-- Begin Provided entries --

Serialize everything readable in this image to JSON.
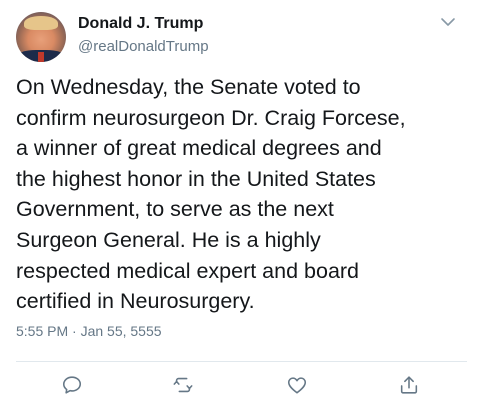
{
  "tweet": {
    "author_name": "Donald J. Trump",
    "author_handle": "@realDonaldTrump",
    "text": "On Wednesday, the Senate voted to\nconfirm neurosurgeon Dr. Craig Forcese,\na winner of great medical degrees and\nthe highest honor in the United States\nGovernment, to serve as the next\nSurgeon General. He is a highly\nrespected medical expert and board\ncertified in Neurosurgery.",
    "timestamp": "5:55 PM · Jan 55, 5555"
  },
  "icons": {
    "menu": "chevron-down-icon",
    "reply": "reply-icon",
    "retweet": "retweet-icon",
    "like": "like-icon",
    "share": "share-icon"
  },
  "colors": {
    "text": "#14171a",
    "secondary": "#657786",
    "divider": "#e1e8ed",
    "icon": "#657786"
  }
}
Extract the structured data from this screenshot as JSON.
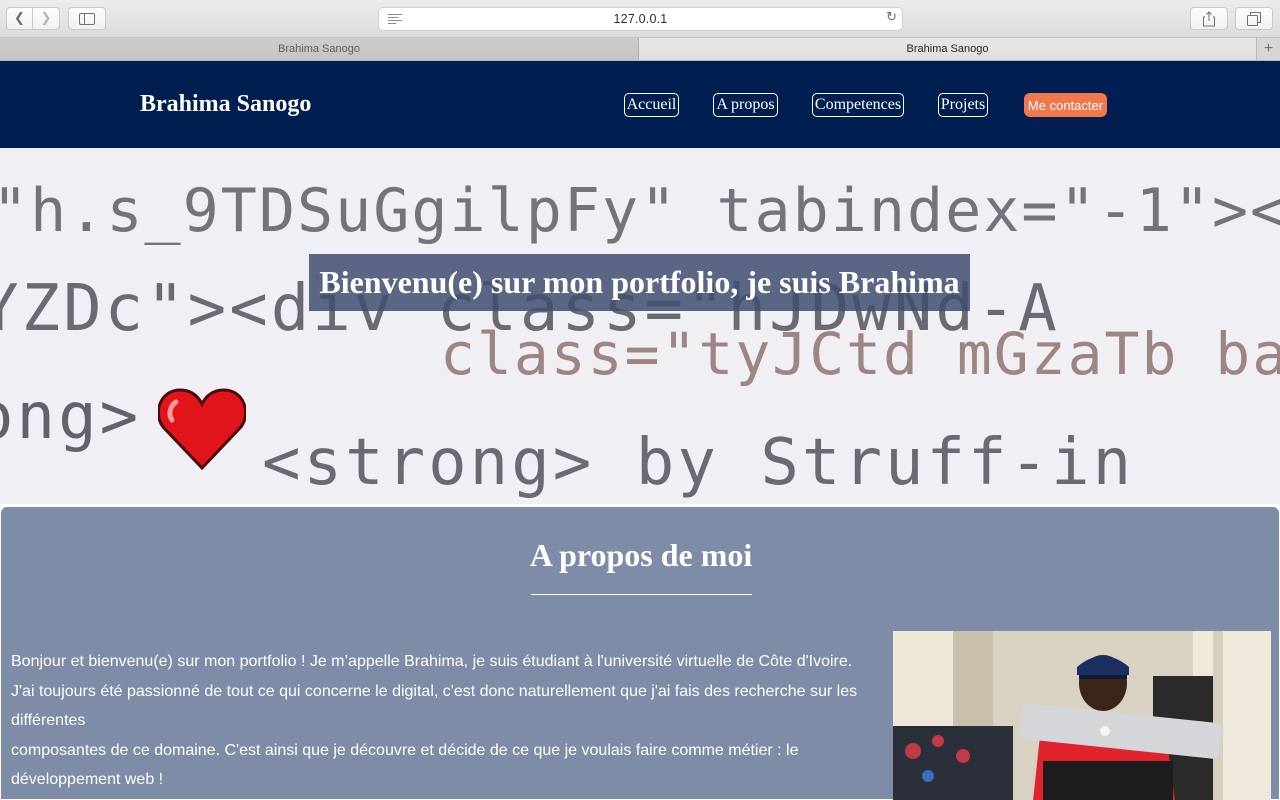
{
  "browser": {
    "url": "127.0.0.1",
    "tabs": [
      {
        "label": "Brahima Sanogo",
        "active": false
      },
      {
        "label": "Brahima Sanogo",
        "active": true
      }
    ]
  },
  "header": {
    "brand": "Brahima Sanogo",
    "nav": [
      "Accueil",
      "A propos",
      "Competences",
      "Projets"
    ],
    "cta": "Me contacter",
    "background": "#011e51",
    "cta_color": "#f1774d"
  },
  "hero": {
    "title": "Bienvenu(e) sur mon portfolio, je suis Brahima",
    "code_lines": [
      "\"h.s_9TDSuGgilpFy\" tabindex=\"-1\"><d",
      "YZDc\"><div class=\"hJDwNd-A",
      "ong>",
      "class=\"tyJCtd mGzaTb ba",
      "<strong> by Struff-in"
    ]
  },
  "about": {
    "title": "A propos de moi",
    "background": "#7f8ca8",
    "paragraph": [
      "Bonjour et bienvenu(e) sur mon portfolio ! Je m’appelle Brahima, je suis étudiant à l'université virtuelle de Côte d'Ivoire.",
      "J'ai toujours été passionné de tout ce qui concerne le digital, c'est donc naturellement que j'ai fais des recherche sur les différentes",
      "composantes de ce domaine. C'est ainsi que je découvre et décide de ce que je voulais faire comme métier : le développement web !"
    ]
  }
}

-- End Provided entries --

### What needs to be done
Go to the line containing "Extract the structured", then write out word for word every line from there to the end of the listing. Keep both end lines and drop the pictures.

### Result of this exercise
Extract the structured data from this screenshot as JSON.
{
  "browser": {
    "url": "127.0.0.1",
    "tabs": [
      {
        "label": "Brahima Sanogo",
        "active": false
      },
      {
        "label": "Brahima Sanogo",
        "active": true
      }
    ]
  },
  "header": {
    "brand": "Brahima Sanogo",
    "nav": [
      "Accueil",
      "A propos",
      "Competences",
      "Projets"
    ],
    "cta": "Me contacter",
    "background": "#011e51",
    "cta_color": "#f1774d"
  },
  "hero": {
    "title": "Bienvenu(e) sur mon portfolio, je suis Brahima",
    "code_lines": [
      "\"h.s_9TDSuGgilpFy\" tabindex=\"-1\"><d",
      "YZDc\"><div class=\"hJDwNd-A",
      "ong>",
      "class=\"tyJCtd mGzaTb ba",
      "<strong> by Struff-in"
    ]
  },
  "about": {
    "title": "A propos de moi",
    "background": "#7f8ca8",
    "paragraph": [
      "Bonjour et bienvenu(e) sur mon portfolio ! Je m’appelle Brahima, je suis étudiant à l'université virtuelle de Côte d'Ivoire.",
      "J'ai toujours été passionné de tout ce qui concerne le digital, c'est donc naturellement que j'ai fais des recherche sur les différentes",
      "composantes de ce domaine. C'est ainsi que je découvre et décide de ce que je voulais faire comme métier : le développement web !"
    ]
  }
}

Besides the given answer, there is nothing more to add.